* **Entries provided**

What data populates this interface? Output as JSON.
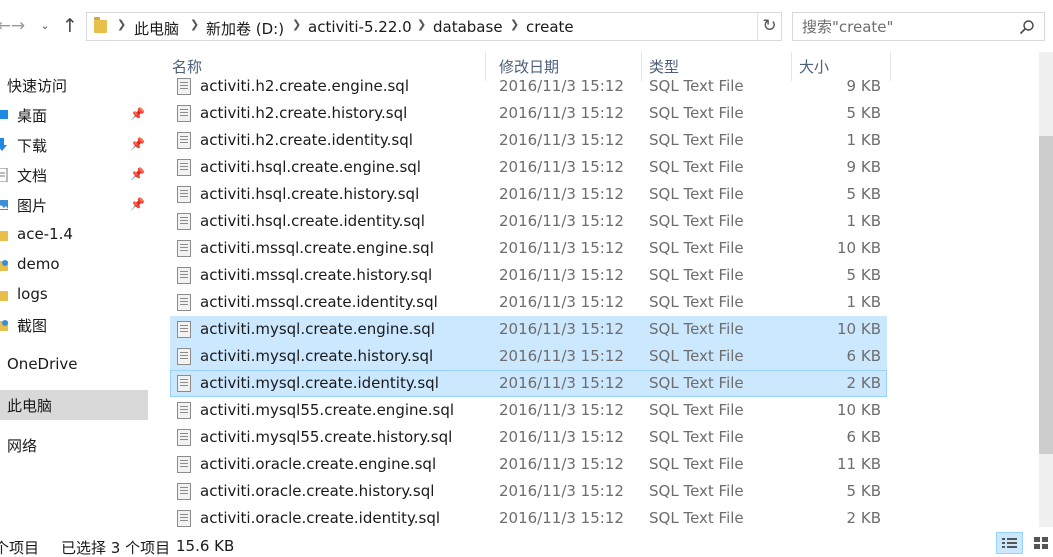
{
  "nav": {
    "back_icon": "arrow-left-icon",
    "forward_icon": "arrow-right-icon",
    "up_icon": "arrow-up-icon"
  },
  "address": {
    "crumbs": [
      "此电脑",
      "新加卷 (D:)",
      "activiti-5.22.0",
      "database",
      "create"
    ]
  },
  "search": {
    "placeholder": "搜索\"create\""
  },
  "sidebar": {
    "items": [
      {
        "label": "快速访问",
        "icon": "star-icon",
        "pinned": false
      },
      {
        "label": "桌面",
        "icon": "desktop-icon",
        "pinned": true
      },
      {
        "label": "下载",
        "icon": "download-icon",
        "pinned": true
      },
      {
        "label": "文档",
        "icon": "document-icon",
        "pinned": true
      },
      {
        "label": "图片",
        "icon": "picture-icon",
        "pinned": true
      },
      {
        "label": "ace-1.4",
        "icon": "folder-icon",
        "pinned": false
      },
      {
        "label": "demo",
        "icon": "folder-icon",
        "pinned": false
      },
      {
        "label": "logs",
        "icon": "folder-icon",
        "pinned": false
      },
      {
        "label": "截图",
        "icon": "folder-icon",
        "pinned": false
      },
      {
        "label": "OneDrive",
        "icon": "cloud-icon",
        "pinned": false
      },
      {
        "label": "此电脑",
        "icon": "computer-icon",
        "pinned": false
      },
      {
        "label": "网络",
        "icon": "network-icon",
        "pinned": false
      }
    ]
  },
  "columns": {
    "name": "名称",
    "date": "修改日期",
    "type": "类型",
    "size": "大小"
  },
  "files": [
    {
      "name": "activiti.h2.create.engine.sql",
      "date": "2016/11/3 15:12",
      "type": "SQL Text File",
      "size": "9 KB"
    },
    {
      "name": "activiti.h2.create.history.sql",
      "date": "2016/11/3 15:12",
      "type": "SQL Text File",
      "size": "5 KB"
    },
    {
      "name": "activiti.h2.create.identity.sql",
      "date": "2016/11/3 15:12",
      "type": "SQL Text File",
      "size": "1 KB"
    },
    {
      "name": "activiti.hsql.create.engine.sql",
      "date": "2016/11/3 15:12",
      "type": "SQL Text File",
      "size": "9 KB"
    },
    {
      "name": "activiti.hsql.create.history.sql",
      "date": "2016/11/3 15:12",
      "type": "SQL Text File",
      "size": "5 KB"
    },
    {
      "name": "activiti.hsql.create.identity.sql",
      "date": "2016/11/3 15:12",
      "type": "SQL Text File",
      "size": "1 KB"
    },
    {
      "name": "activiti.mssql.create.engine.sql",
      "date": "2016/11/3 15:12",
      "type": "SQL Text File",
      "size": "10 KB"
    },
    {
      "name": "activiti.mssql.create.history.sql",
      "date": "2016/11/3 15:12",
      "type": "SQL Text File",
      "size": "5 KB"
    },
    {
      "name": "activiti.mssql.create.identity.sql",
      "date": "2016/11/3 15:12",
      "type": "SQL Text File",
      "size": "1 KB"
    },
    {
      "name": "activiti.mysql.create.engine.sql",
      "date": "2016/11/3 15:12",
      "type": "SQL Text File",
      "size": "10 KB",
      "selected": true
    },
    {
      "name": "activiti.mysql.create.history.sql",
      "date": "2016/11/3 15:12",
      "type": "SQL Text File",
      "size": "6 KB",
      "selected": true
    },
    {
      "name": "activiti.mysql.create.identity.sql",
      "date": "2016/11/3 15:12",
      "type": "SQL Text File",
      "size": "2 KB",
      "selected": true,
      "focused": true
    },
    {
      "name": "activiti.mysql55.create.engine.sql",
      "date": "2016/11/3 15:12",
      "type": "SQL Text File",
      "size": "10 KB"
    },
    {
      "name": "activiti.mysql55.create.history.sql",
      "date": "2016/11/3 15:12",
      "type": "SQL Text File",
      "size": "6 KB"
    },
    {
      "name": "activiti.oracle.create.engine.sql",
      "date": "2016/11/3 15:12",
      "type": "SQL Text File",
      "size": "11 KB"
    },
    {
      "name": "activiti.oracle.create.history.sql",
      "date": "2016/11/3 15:12",
      "type": "SQL Text File",
      "size": "5 KB"
    },
    {
      "name": "activiti.oracle.create.identity.sql",
      "date": "2016/11/3 15:12",
      "type": "SQL Text File",
      "size": "2 KB"
    }
  ],
  "status": {
    "count": "个项目",
    "selection": "已选择 3 个项目",
    "size": "15.6 KB"
  },
  "colors": {
    "selection": "#cce8ff",
    "selection_border": "#99d1ff",
    "header_text": "#4c607a",
    "folder": "#e8bf4a"
  }
}
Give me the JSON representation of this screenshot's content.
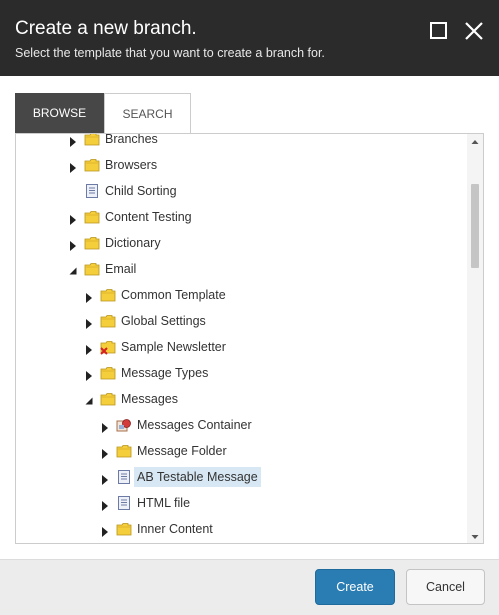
{
  "dialog": {
    "title": "Create a new branch.",
    "subtitle": "Select the template that you want to create a branch for.",
    "maximize_icon": "maximize-icon",
    "close_icon": "close-icon"
  },
  "tabs": [
    {
      "label": "BROWSE",
      "active": true
    },
    {
      "label": "SEARCH",
      "active": false
    }
  ],
  "tree": [
    {
      "label": "Branches",
      "depth": 0,
      "state": "collapsed",
      "icon": "folder",
      "selected": false
    },
    {
      "label": "Browsers",
      "depth": 0,
      "state": "collapsed",
      "icon": "folder",
      "selected": false
    },
    {
      "label": "Child Sorting",
      "depth": 0,
      "state": "leaf",
      "icon": "document",
      "selected": false
    },
    {
      "label": "Content Testing",
      "depth": 0,
      "state": "collapsed",
      "icon": "folder",
      "selected": false
    },
    {
      "label": "Dictionary",
      "depth": 0,
      "state": "collapsed",
      "icon": "folder",
      "selected": false
    },
    {
      "label": "Email",
      "depth": 0,
      "state": "expanded",
      "icon": "folder",
      "selected": false
    },
    {
      "label": "Common Template",
      "depth": 1,
      "state": "collapsed",
      "icon": "folder",
      "selected": false
    },
    {
      "label": "Global Settings",
      "depth": 1,
      "state": "collapsed",
      "icon": "folder",
      "selected": false
    },
    {
      "label": "Sample Newsletter",
      "depth": 1,
      "state": "collapsed",
      "icon": "folder-x",
      "selected": false
    },
    {
      "label": "Message Types",
      "depth": 1,
      "state": "collapsed",
      "icon": "folder",
      "selected": false
    },
    {
      "label": "Messages",
      "depth": 1,
      "state": "expanded",
      "icon": "folder",
      "selected": false
    },
    {
      "label": "Messages Container",
      "depth": 2,
      "state": "collapsed",
      "icon": "container",
      "selected": false
    },
    {
      "label": "Message Folder",
      "depth": 2,
      "state": "collapsed",
      "icon": "folder",
      "selected": false
    },
    {
      "label": "AB Testable Message",
      "depth": 2,
      "state": "collapsed",
      "icon": "document",
      "selected": true
    },
    {
      "label": "HTML file",
      "depth": 2,
      "state": "collapsed",
      "icon": "document",
      "selected": false
    },
    {
      "label": "Inner Content",
      "depth": 2,
      "state": "collapsed",
      "icon": "folder",
      "selected": false
    }
  ],
  "buttons": {
    "create": "Create",
    "cancel": "Cancel"
  },
  "colors": {
    "header_bg": "#2b2b2b",
    "active_tab_bg": "#474747",
    "primary_button": "#2a7db3",
    "selection": "#d7e8f4",
    "folder_yellow": "#f5cf3b"
  }
}
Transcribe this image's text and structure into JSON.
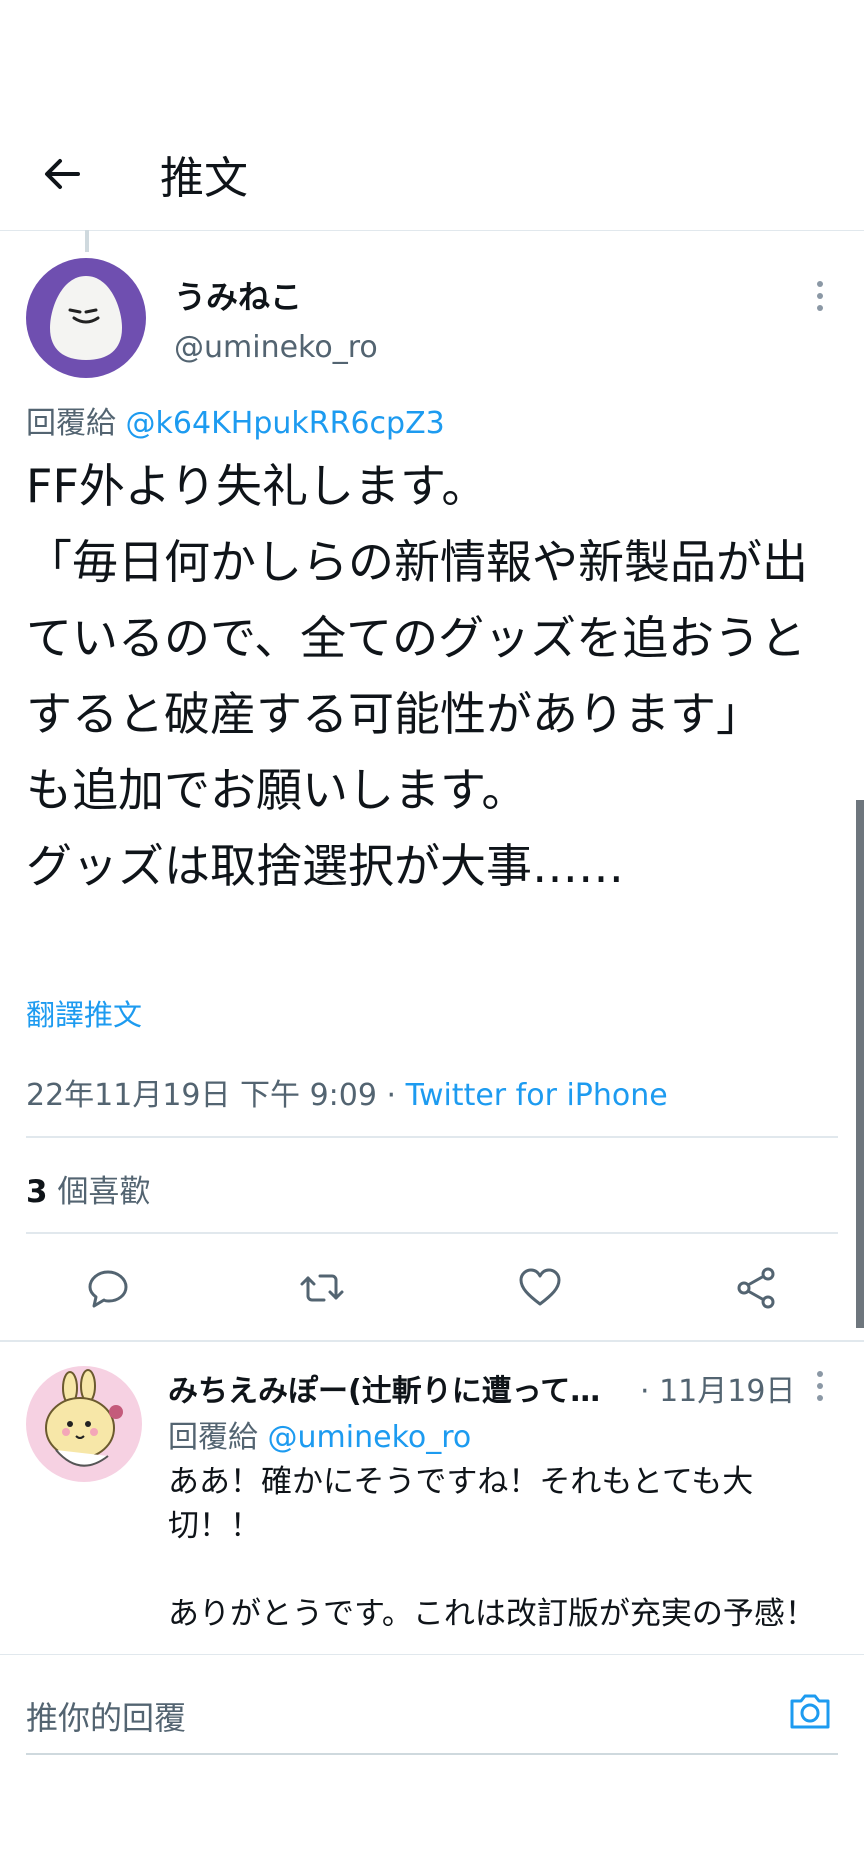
{
  "header": {
    "title": "推文"
  },
  "tweet": {
    "author_name": "うみねこ",
    "author_handle": "@umineko_ro",
    "reply_label": "回覆給",
    "reply_to": "@k64KHpukRR6cpZ3",
    "text": "FF外より失礼します。\n「毎日何かしらの新情報や新製品が出ているので、全てのグッズを追おうとすると破産する可能性があります」\nも追加でお願いします。\nグッズは取捨選択が大事……",
    "translate_label": "翻譯推文",
    "timestamp": "22年11月19日 下午 9:09",
    "separator": " · ",
    "source": "Twitter for iPhone",
    "likes_count": "3",
    "likes_label": "個喜歡"
  },
  "reply": {
    "author_name": "みちえみぽー(辻斬りに遭って…",
    "date": " · 11月19日",
    "reply_label": "回覆給",
    "reply_to": "@umineko_ro",
    "text": "ああ！確かにそうですね！それもとても大切！！\n\nありがとうです。これは改訂版が充実の予感！"
  },
  "compose": {
    "placeholder": "推你的回覆"
  },
  "colors": {
    "link": "#1d9bf0",
    "avatar_main_bg": "#6f4fb0",
    "avatar_reply_bg": "#f6d1e2"
  },
  "icons": [
    "back-arrow-icon",
    "more-vertical-icon",
    "reply-icon",
    "retweet-icon",
    "like-icon",
    "share-icon",
    "camera-icon"
  ]
}
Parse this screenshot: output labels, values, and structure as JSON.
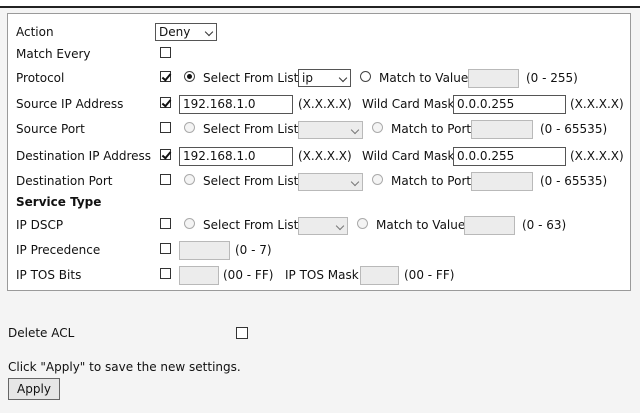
{
  "rows": {
    "action": {
      "label": "Action",
      "value": "Deny"
    },
    "match_every": {
      "label": "Match Every"
    },
    "protocol": {
      "label": "Protocol",
      "select_from_list": "Select From List",
      "list_value": "ip",
      "match_to_value": "Match to Value",
      "range": "(0 - 255)"
    },
    "source_ip": {
      "label": "Source IP Address",
      "value": "192.168.1.0",
      "hint": "(X.X.X.X)",
      "mask_label": "Wild Card Mask",
      "mask_value": "0.0.0.255",
      "mask_hint": "(X.X.X.X)"
    },
    "source_port": {
      "label": "Source Port",
      "select_from_list": "Select From List",
      "match_to_port": "Match to Port",
      "range": "(0 - 65535)"
    },
    "dest_ip": {
      "label": "Destination IP Address",
      "value": "192.168.1.0",
      "hint": "(X.X.X.X)",
      "mask_label": "Wild Card Mask",
      "mask_value": "0.0.0.255",
      "mask_hint": "(X.X.X.X)"
    },
    "dest_port": {
      "label": "Destination Port",
      "select_from_list": "Select From List",
      "match_to_port": "Match to Port",
      "range": "(0 - 65535)"
    },
    "service_type": {
      "label": "Service Type"
    },
    "ip_dscp": {
      "label": "IP DSCP",
      "select_from_list": "Select From List",
      "match_to_value": "Match to Value",
      "range": "(0 - 63)"
    },
    "ip_precedence": {
      "label": "IP Precedence",
      "range": "(0 - 7)"
    },
    "ip_tos": {
      "label": "IP TOS Bits",
      "range": "(00 - FF)",
      "mask_label": "IP TOS Mask",
      "mask_range": "(00 - FF)"
    }
  },
  "delete_acl": {
    "label": "Delete ACL"
  },
  "hint_text": "Click \"Apply\" to save the new settings.",
  "apply_label": "Apply"
}
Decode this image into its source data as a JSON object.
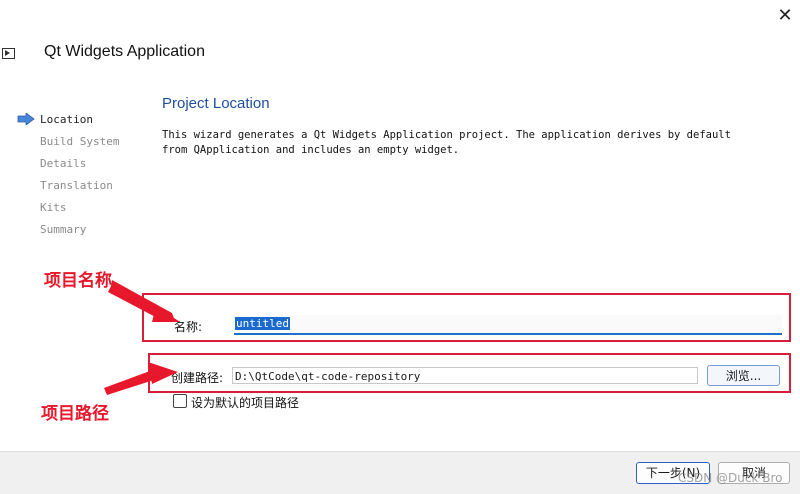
{
  "window": {
    "title": "Qt Widgets Application",
    "close_glyph": "✕",
    "app_icon": "qt-creator-icon"
  },
  "sidebar": {
    "items": [
      {
        "label": "Location",
        "active": true
      },
      {
        "label": "Build System",
        "active": false
      },
      {
        "label": "Details",
        "active": false
      },
      {
        "label": "Translation",
        "active": false
      },
      {
        "label": "Kits",
        "active": false
      },
      {
        "label": "Summary",
        "active": false
      }
    ]
  },
  "main": {
    "heading": "Project Location",
    "description": "This wizard generates a Qt Widgets Application project. The application derives by default from QApplication and includes an empty widget.",
    "name_label": "名称:",
    "name_value": "untitled",
    "path_label": "创建路径:",
    "path_value": "D:\\QtCode\\qt-code-repository",
    "browse_label": "浏览...",
    "default_path_label": "设为默认的项目路径",
    "default_path_checked": false
  },
  "annotations": {
    "name_callout": "项目名称",
    "path_callout": "项目路径",
    "color": "#e8182c"
  },
  "footer": {
    "next_label": "下一步(N)",
    "cancel_label": "取消"
  },
  "watermark": "CSDN @Duck Bro",
  "colors": {
    "accent": "#1f4e9c",
    "annotation_red": "#d71f3a",
    "selection": "#1b6ad0"
  }
}
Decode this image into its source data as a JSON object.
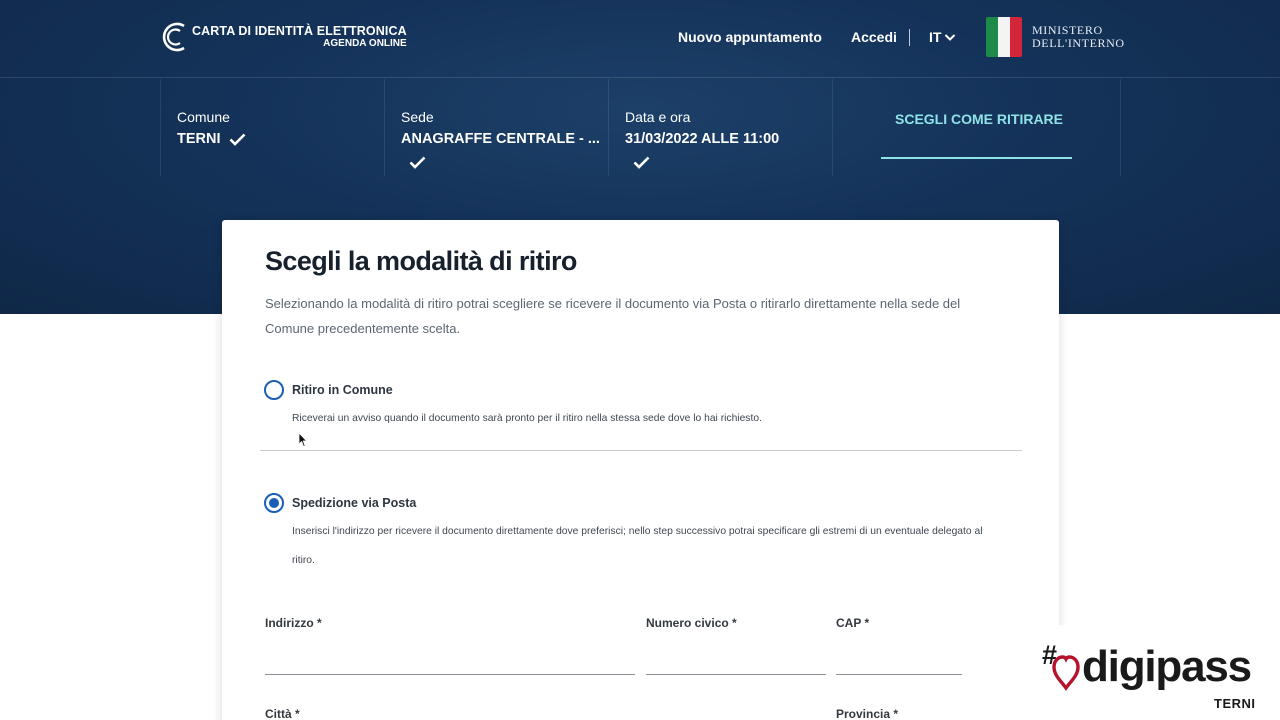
{
  "header": {
    "logo_title": "CARTA DI IDENTITÀ ELETTRONICA",
    "logo_subtitle": "AGENDA ONLINE",
    "nav_new_appointment": "Nuovo appuntamento",
    "nav_login": "Accedi",
    "language": "IT",
    "ministry_line1": "MINISTERO",
    "ministry_line2": "DELL'INTERNO",
    "flag_colors": [
      "#1e8a4a",
      "#f4f4f4",
      "#d3263a"
    ]
  },
  "steps": [
    {
      "label": "Comune",
      "value": "TERNI",
      "status": "completed"
    },
    {
      "label": "Sede",
      "value": "ANAGRAFFE CENTRALE - ...",
      "status": "completed"
    },
    {
      "label": "Data e ora",
      "value": "31/03/2022 ALLE 11:00",
      "status": "completed"
    },
    {
      "label": "SCEGLI COME RITIRARE",
      "status": "active"
    }
  ],
  "card": {
    "title": "Scegli la modalità di ritiro",
    "description": "Selezionando la modalità di ritiro potrai scegliere se ricevere il documento via Posta o ritirarlo direttamente nella sede del Comune precedentemente scelta.",
    "options": [
      {
        "label": "Ritiro in Comune",
        "description": "Riceverai un avviso quando il documento sarà pronto per il ritiro nella stessa sede dove lo hai richiesto.",
        "selected": false
      },
      {
        "label": "Spedizione via Posta",
        "description_line1": "Inserisci l'indirizzo per ricevere il documento direttamente dove preferisci; nello step successivo potrai specificare gli estremi di un eventuale delegato al",
        "description_line2": "ritiro.",
        "selected": true
      }
    ],
    "fields": {
      "address_label": "Indirizzo *",
      "address_value": "",
      "civic_label": "Numero civico *",
      "civic_value": "",
      "cap_label": "CAP *",
      "cap_value": "",
      "city_label": "Città *",
      "province_label": "Provincia *"
    }
  },
  "watermark": {
    "hash": "#",
    "word": "digipass",
    "city": "TERNI",
    "accent_color": "#b5122b"
  },
  "colors": {
    "header_bg": "#143259",
    "active_step": "#8fe3e6",
    "radio": "#1a5fb4"
  }
}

* **Instructions to follow**
Copy out every line in the listing where the word "arrow" appears.

* **Written solution**
    "back_icon": "arrow-left-icon",
    "forward_icon": "arrow-right-icon",
    "up_icon": "arrow-up-icon"
    "back-arrow-icon",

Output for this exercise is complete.